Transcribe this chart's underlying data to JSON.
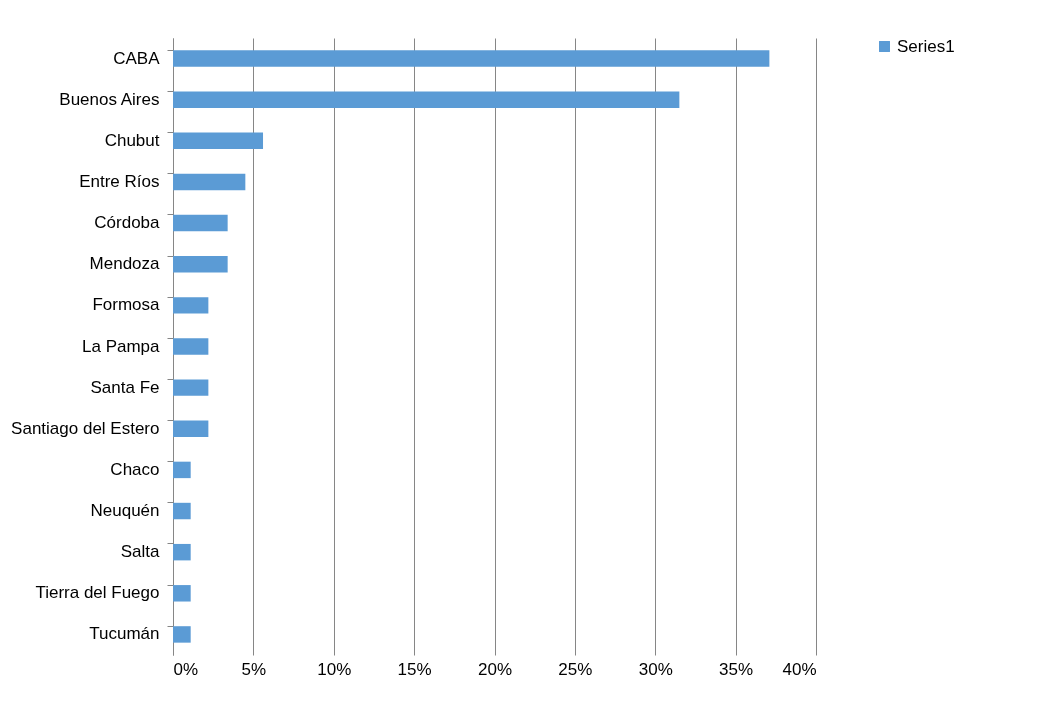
{
  "chart_data": {
    "type": "bar",
    "orientation": "horizontal",
    "categories": [
      "CABA",
      "Buenos Aires",
      "Chubut",
      "Entre Ríos",
      "Córdoba",
      "Mendoza",
      "Formosa",
      "La Pampa",
      "Santa Fe",
      "Santiago del Estero",
      "Chaco",
      "Neuquén",
      "Salta",
      "Tierra del Fuego",
      "Tucumán"
    ],
    "series": [
      {
        "name": "Series1",
        "color": "#5b9bd5",
        "values": [
          37.1,
          31.5,
          5.6,
          4.5,
          3.4,
          3.4,
          2.2,
          2.2,
          2.2,
          2.2,
          1.1,
          1.1,
          1.1,
          1.1,
          1.1
        ]
      }
    ],
    "xlim": [
      0,
      40
    ],
    "xticks": [
      {
        "value": 0,
        "label": "0%"
      },
      {
        "value": 5,
        "label": "5%"
      },
      {
        "value": 10,
        "label": "10%"
      },
      {
        "value": 15,
        "label": "15%"
      },
      {
        "value": 20,
        "label": "20%"
      },
      {
        "value": 25,
        "label": "25%"
      },
      {
        "value": 30,
        "label": "30%"
      },
      {
        "value": 35,
        "label": "35%"
      },
      {
        "value": 40,
        "label": "40%"
      }
    ],
    "grid": "x",
    "legend": "right"
  }
}
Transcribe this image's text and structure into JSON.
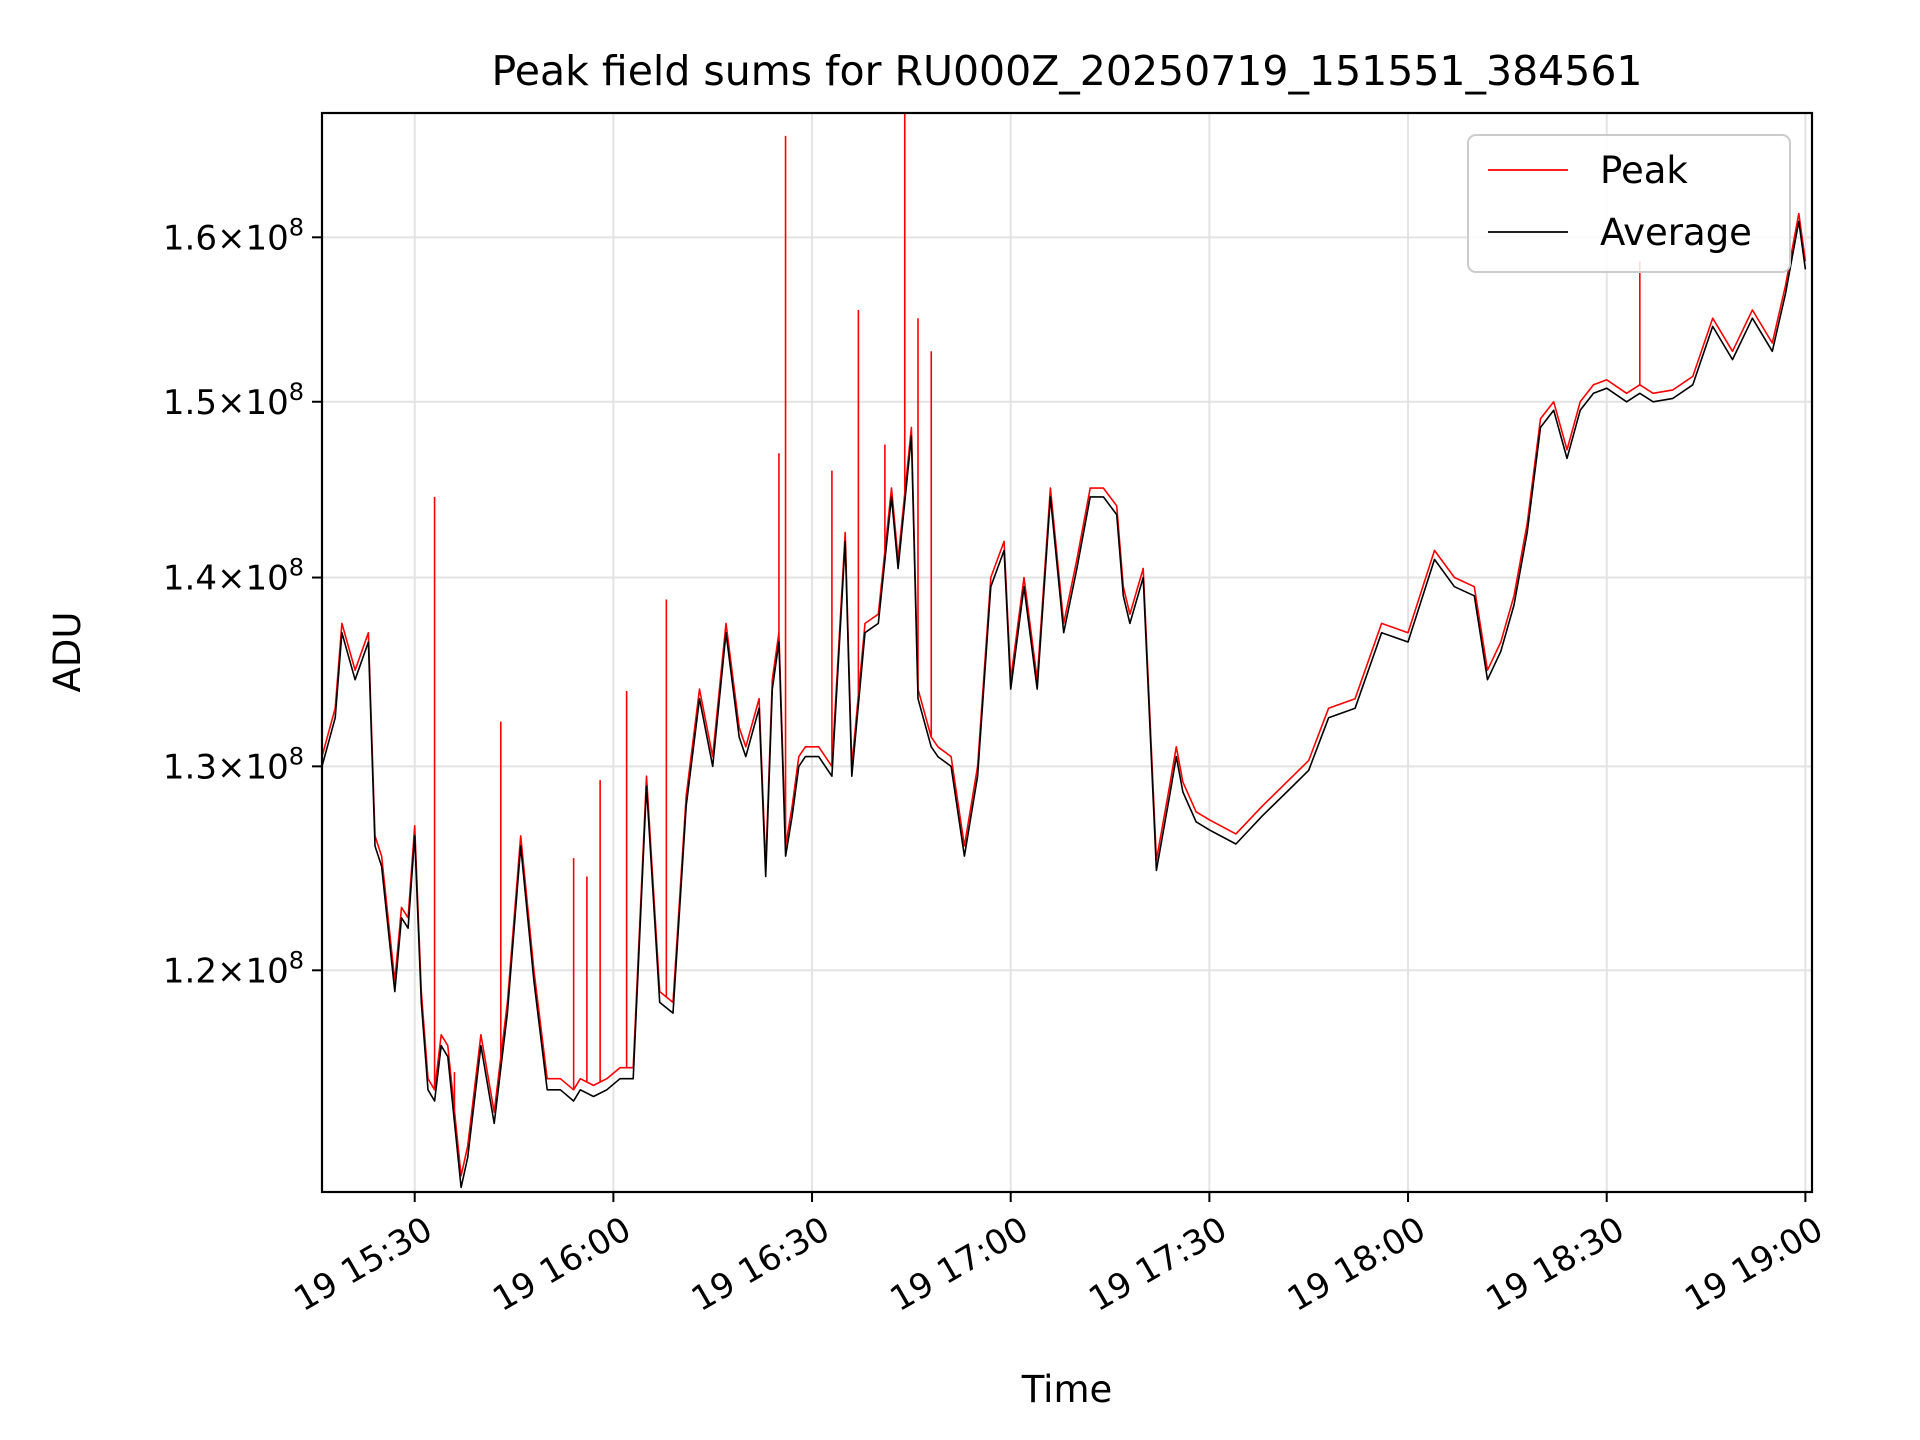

* * *

Exercise goal.
Show, from the listing above, each line that contains the word "JSON".

Solution to the problem.
Transcribe this chart's underlying data to JSON.
Transcribe this image's text and structure into JSON.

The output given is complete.